### DO THIS
Copy the records from the line with "recommended-video[interactable]: 1:08:34 50" to the line with "file-explorer-icon[interactable]: ▬: [62, 1048, 86, 1072]", inclusive, reproducing each line character for character.
## BEGIN DATA TO USE
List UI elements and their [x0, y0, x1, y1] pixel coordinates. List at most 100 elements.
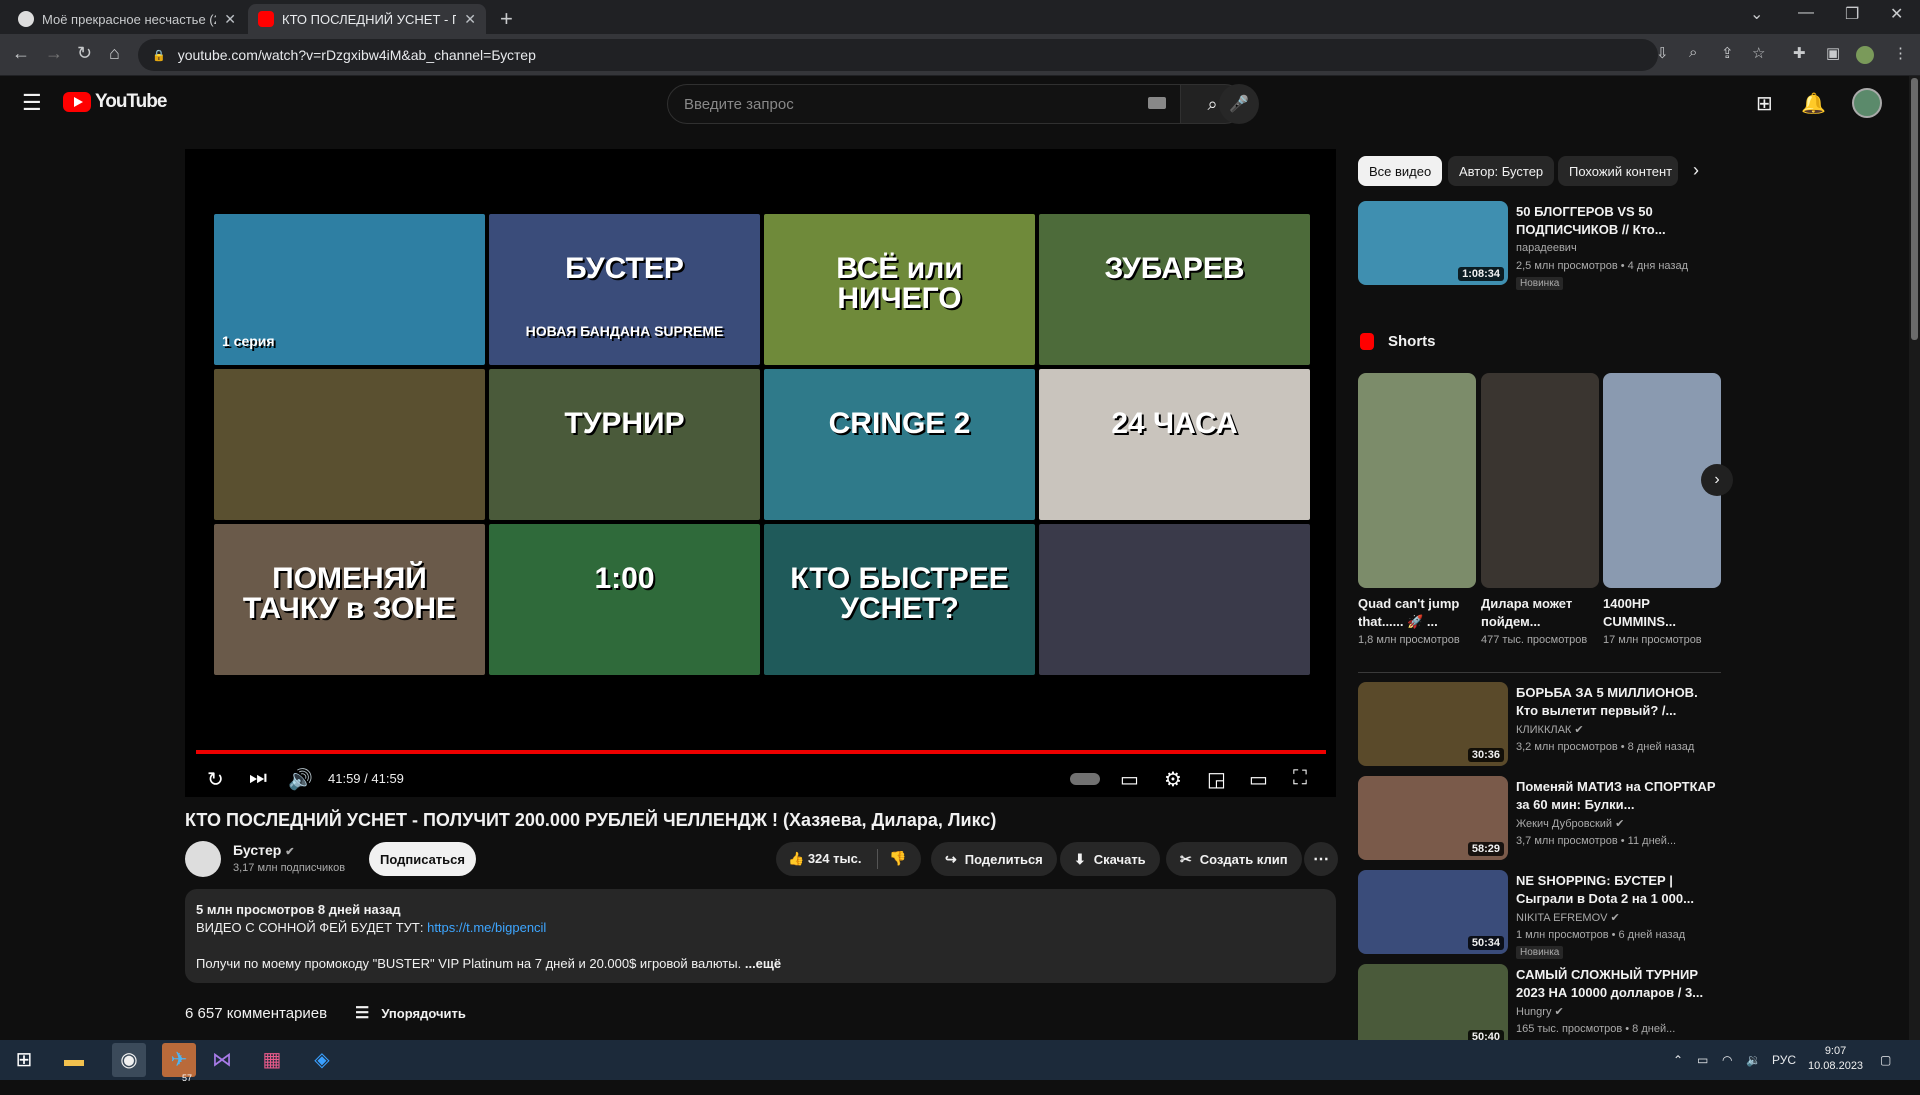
recommended-video[interactable]: 1:08:34 50 БЛОГГЕРОВ VS 50 ПОДПИСЧИКОВ /…: [1358, 201, 1721, 291]
endscreen-thumbnail[interactable]: 1 серия: [214, 214, 485, 365]
more-actions-button[interactable]: ⋯: [1304, 842, 1338, 876]
short-title[interactable]: 1400HP CUMMINS...: [1603, 595, 1721, 631]
file-explorer-icon[interactable]: ▬: [62, 1048, 86, 1072]
show-more-link[interactable]: ...ещё: [745, 956, 781, 971]
description-link[interactable]: https://t.me/bigpencil: [427, 920, 546, 935]
rec-channel[interactable]: парадеевич: [1516, 242, 1577, 254]
bookmark-star-icon[interactable]: ☆: [1752, 44, 1765, 62]
endscreen-thumbnail[interactable]: [214, 369, 485, 520]
rec-title[interactable]: NE SHOPPING: БУСТЕР | Сыграли в Dota 2 н…: [1516, 872, 1721, 908]
browser-tab-active[interactable]: КТО ПОСЛЕДНИЙ УСНЕТ - ПОЛ ✕: [248, 4, 486, 34]
endscreen-thumbnail[interactable]: БУСТЕР НОВАЯ БАНДАНА SUPREME: [489, 214, 760, 365]
close-window-icon[interactable]: ✕: [1890, 4, 1903, 24]
rider-icon[interactable]: ▦: [260, 1048, 284, 1072]
shorts-next-button[interactable]: ›: [1701, 464, 1733, 496]
language-indicator[interactable]: РУС: [1772, 1053, 1796, 1067]
video-thumbnail[interactable]: 50:40: [1358, 964, 1508, 1048]
endscreen-thumbnail[interactable]: 1:00: [489, 524, 760, 675]
minimize-icon[interactable]: —: [1798, 4, 1814, 22]
fullscreen-icon[interactable]: ⛶: [1293, 767, 1307, 790]
recommended-video[interactable]: 30:36 БОРЬБА ЗА 5 МИЛЛИОНОВ. Кто вылетит …: [1358, 682, 1721, 772]
zoom-icon[interactable]: ⌕: [1689, 44, 1697, 61]
chrome-menu-icon[interactable]: ⋮: [1893, 44, 1908, 62]
scrollbar-thumb[interactable]: [1911, 78, 1918, 340]
url-bar[interactable]: 🔒 youtube.com/watch?v=rDzgxibw4iM&ab_cha…: [138, 39, 1658, 71]
chip-related[interactable]: Похожий контент: [1558, 156, 1678, 186]
share-icon[interactable]: ⇪: [1721, 44, 1734, 62]
endscreen-thumbnail[interactable]: ЗУБАРЕВ: [1039, 214, 1310, 365]
subtitles-icon[interactable]: ▭: [1120, 767, 1139, 792]
create-clip-button[interactable]: ✂ Создать клип: [1166, 842, 1302, 876]
endscreen-thumbnail[interactable]: ВСЁ или НИЧЕГО: [764, 214, 1035, 365]
show-hidden-icons[interactable]: ⌃: [1673, 1053, 1683, 1067]
short-thumbnail[interactable]: [1481, 373, 1599, 588]
channel-avatar[interactable]: [185, 841, 221, 877]
short-thumbnail[interactable]: [1358, 373, 1476, 588]
system-clock[interactable]: 9:07 10.08.2023: [1808, 1044, 1863, 1074]
side-panel-icon[interactable]: ▣: [1826, 44, 1840, 62]
rec-channel[interactable]: Hungry ✔: [1516, 1005, 1564, 1018]
forward-arrow-icon[interactable]: →: [45, 43, 63, 64]
share-button[interactable]: ↪ Поделиться: [931, 842, 1057, 876]
close-tab-icon[interactable]: ✕: [224, 11, 236, 28]
chip-from-channel[interactable]: Автор: Бустер: [1448, 156, 1555, 186]
rec-title[interactable]: БОРЬБА ЗА 5 МИЛЛИОНОВ. Кто вылетит первы…: [1516, 684, 1721, 720]
endscreen-thumbnail[interactable]: 24 ЧАСА: [1039, 369, 1310, 520]
wifi-icon[interactable]: ◠: [1722, 1053, 1732, 1067]
like-button[interactable]: 👍 324 тыс.: [788, 851, 861, 867]
recommended-video[interactable]: 58:29 Поменяй МАТИЗ на СПОРТКАР за 60 мин…: [1358, 776, 1721, 866]
video-thumbnail[interactable]: 30:36: [1358, 682, 1508, 766]
back-arrow-icon[interactable]: ←: [12, 43, 30, 64]
progress-bar[interactable]: [196, 750, 1326, 754]
search-input[interactable]: Введите запрос: [667, 84, 1181, 124]
tab-search-chevron-icon[interactable]: ⌄: [1750, 4, 1763, 24]
account-avatar[interactable]: [1852, 88, 1882, 118]
chrome-taskbar-icon[interactable]: ◉: [112, 1043, 146, 1077]
endscreen-thumbnail[interactable]: [1039, 524, 1310, 675]
maps-pin-icon[interactable]: ◈: [310, 1048, 334, 1072]
telegram-taskbar-icon[interactable]: ✈ 57: [162, 1043, 196, 1083]
theater-mode-icon[interactable]: ▭: [1249, 767, 1268, 792]
speaker-icon[interactable]: 🔉: [1746, 1053, 1761, 1067]
recommended-video[interactable]: 50:34 NE SHOPPING: БУСТЕР | Сыграли в Dot…: [1358, 870, 1721, 960]
endscreen-thumbnail[interactable]: ПОМЕНЯЙ ТАЧКУ в ЗОНЕ: [214, 524, 485, 675]
channel-name[interactable]: Бустер ✔: [233, 842, 295, 858]
autoplay-toggle[interactable]: [1070, 773, 1100, 785]
battery-icon[interactable]: ▭: [1697, 1053, 1708, 1067]
browser-tab[interactable]: Моё прекрасное несчастье (202 ✕: [8, 4, 246, 34]
voice-search-button[interactable]: 🎤: [1219, 84, 1259, 124]
keyboard-icon[interactable]: [1148, 97, 1166, 109]
reload-icon[interactable]: ↻: [77, 43, 92, 64]
chip-all-videos[interactable]: Все видео: [1358, 156, 1443, 186]
video-thumbnail[interactable]: 1:08:34: [1358, 201, 1508, 285]
rec-title[interactable]: САМЫЙ СЛОЖНЫЙ ТУРНИР 2023 НА 10000 долла…: [1516, 966, 1721, 1002]
endscreen-thumbnail[interactable]: CRINGE 2: [764, 369, 1035, 520]
rec-channel[interactable]: NIKITA EFREMOV ✔: [1516, 911, 1620, 924]
settings-gear-icon[interactable]: ⚙: [1164, 767, 1182, 792]
rec-title[interactable]: Поменяй МАТИЗ на СПОРТКАР за 60 мин: Бул…: [1516, 778, 1721, 814]
close-tab-icon[interactable]: ✕: [464, 11, 476, 28]
rec-channel[interactable]: Жекич Дубровский ✔: [1516, 817, 1624, 830]
download-button[interactable]: ⬇ Скачать: [1060, 842, 1160, 876]
install-app-icon[interactable]: ⇩: [1656, 44, 1669, 62]
menu-hamburger-icon[interactable]: ☰: [22, 90, 42, 116]
notification-center-icon[interactable]: ▢: [1880, 1053, 1891, 1067]
new-tab-plus-icon[interactable]: +: [500, 6, 513, 32]
profile-avatar[interactable]: [1856, 46, 1874, 64]
chevron-right-icon[interactable]: ›: [1693, 160, 1699, 181]
miniplayer-icon[interactable]: ◲: [1207, 767, 1226, 792]
page-scrollbar[interactable]: [1909, 76, 1920, 1040]
volume-icon[interactable]: 🔊: [288, 767, 313, 792]
replay-icon[interactable]: ↻: [207, 767, 224, 792]
endscreen-thumbnail[interactable]: КТО БЫСТРЕЕ УСНЕТ?: [764, 524, 1035, 675]
sort-comments-button[interactable]: ☰ Упорядочить: [355, 1003, 466, 1023]
create-video-icon[interactable]: ⊞: [1756, 91, 1773, 116]
short-title[interactable]: Дилара может пойдем...: [1481, 595, 1599, 631]
extensions-puzzle-icon[interactable]: ✚: [1793, 44, 1806, 62]
description-box[interactable]: 5 млн просмотров 8 дней назад ВИДЕО С СО…: [185, 889, 1336, 983]
video-thumbnail[interactable]: 58:29: [1358, 776, 1508, 860]
next-video-icon[interactable]: ⏭: [249, 767, 267, 790]
dislike-button[interactable]: 👎: [889, 850, 906, 867]
video-player[interactable]: 1 серия БУСТЕР НОВАЯ БАНДАНА SUPREME ВСЁ ил…: [185, 149, 1336, 797]
youtube-logo[interactable]: YouTube: [63, 91, 167, 113]
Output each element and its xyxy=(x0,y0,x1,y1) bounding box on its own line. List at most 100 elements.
## END DATA TO USE
### SOLVED EXERCISE
recommended-video[interactable]: 1:08:34 50 БЛОГГЕРОВ VS 50 ПОДПИСЧИКОВ /…: [1358, 201, 1721, 291]
endscreen-thumbnail[interactable]: 1 серия: [214, 214, 485, 365]
more-actions-button[interactable]: ⋯: [1304, 842, 1338, 876]
short-title[interactable]: 1400HP CUMMINS...: [1603, 595, 1721, 631]
file-explorer-icon[interactable]: ▬: [62, 1048, 86, 1072]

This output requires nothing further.